▸ Given instruction
What number of lines hold the word "суставов"? State that number and nothing besides.

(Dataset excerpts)
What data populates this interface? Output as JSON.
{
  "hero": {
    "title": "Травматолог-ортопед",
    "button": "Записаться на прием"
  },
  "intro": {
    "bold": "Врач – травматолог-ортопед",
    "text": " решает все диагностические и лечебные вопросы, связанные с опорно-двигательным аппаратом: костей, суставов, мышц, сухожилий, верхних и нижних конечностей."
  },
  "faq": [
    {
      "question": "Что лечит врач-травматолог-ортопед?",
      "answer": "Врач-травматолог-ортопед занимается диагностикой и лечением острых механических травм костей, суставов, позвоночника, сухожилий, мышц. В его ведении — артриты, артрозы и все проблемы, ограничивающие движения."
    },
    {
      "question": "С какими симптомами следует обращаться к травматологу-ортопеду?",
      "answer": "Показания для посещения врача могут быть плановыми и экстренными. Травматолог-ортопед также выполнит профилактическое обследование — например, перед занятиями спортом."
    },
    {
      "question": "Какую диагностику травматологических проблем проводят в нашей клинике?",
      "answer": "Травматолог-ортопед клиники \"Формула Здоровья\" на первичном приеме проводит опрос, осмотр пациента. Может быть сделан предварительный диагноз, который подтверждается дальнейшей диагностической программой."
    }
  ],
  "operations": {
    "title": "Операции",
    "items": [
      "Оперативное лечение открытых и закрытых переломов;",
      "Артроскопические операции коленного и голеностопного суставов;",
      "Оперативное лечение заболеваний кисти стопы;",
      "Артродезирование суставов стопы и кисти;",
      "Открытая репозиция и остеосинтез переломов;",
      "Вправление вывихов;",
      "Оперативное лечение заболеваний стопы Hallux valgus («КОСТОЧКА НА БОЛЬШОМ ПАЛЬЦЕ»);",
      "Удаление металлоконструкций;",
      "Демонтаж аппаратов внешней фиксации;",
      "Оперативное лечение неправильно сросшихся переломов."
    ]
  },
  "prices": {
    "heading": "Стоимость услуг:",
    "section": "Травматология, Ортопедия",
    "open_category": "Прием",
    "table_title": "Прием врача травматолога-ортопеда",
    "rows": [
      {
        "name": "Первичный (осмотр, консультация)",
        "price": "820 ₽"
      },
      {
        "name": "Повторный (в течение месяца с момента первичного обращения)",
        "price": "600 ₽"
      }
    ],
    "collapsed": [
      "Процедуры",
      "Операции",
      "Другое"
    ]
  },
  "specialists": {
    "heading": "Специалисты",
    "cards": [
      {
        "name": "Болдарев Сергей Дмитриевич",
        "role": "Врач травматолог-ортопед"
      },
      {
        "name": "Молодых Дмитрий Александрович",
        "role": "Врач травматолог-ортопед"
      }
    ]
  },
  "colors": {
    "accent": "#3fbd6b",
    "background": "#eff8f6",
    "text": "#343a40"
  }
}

▸ Task result
4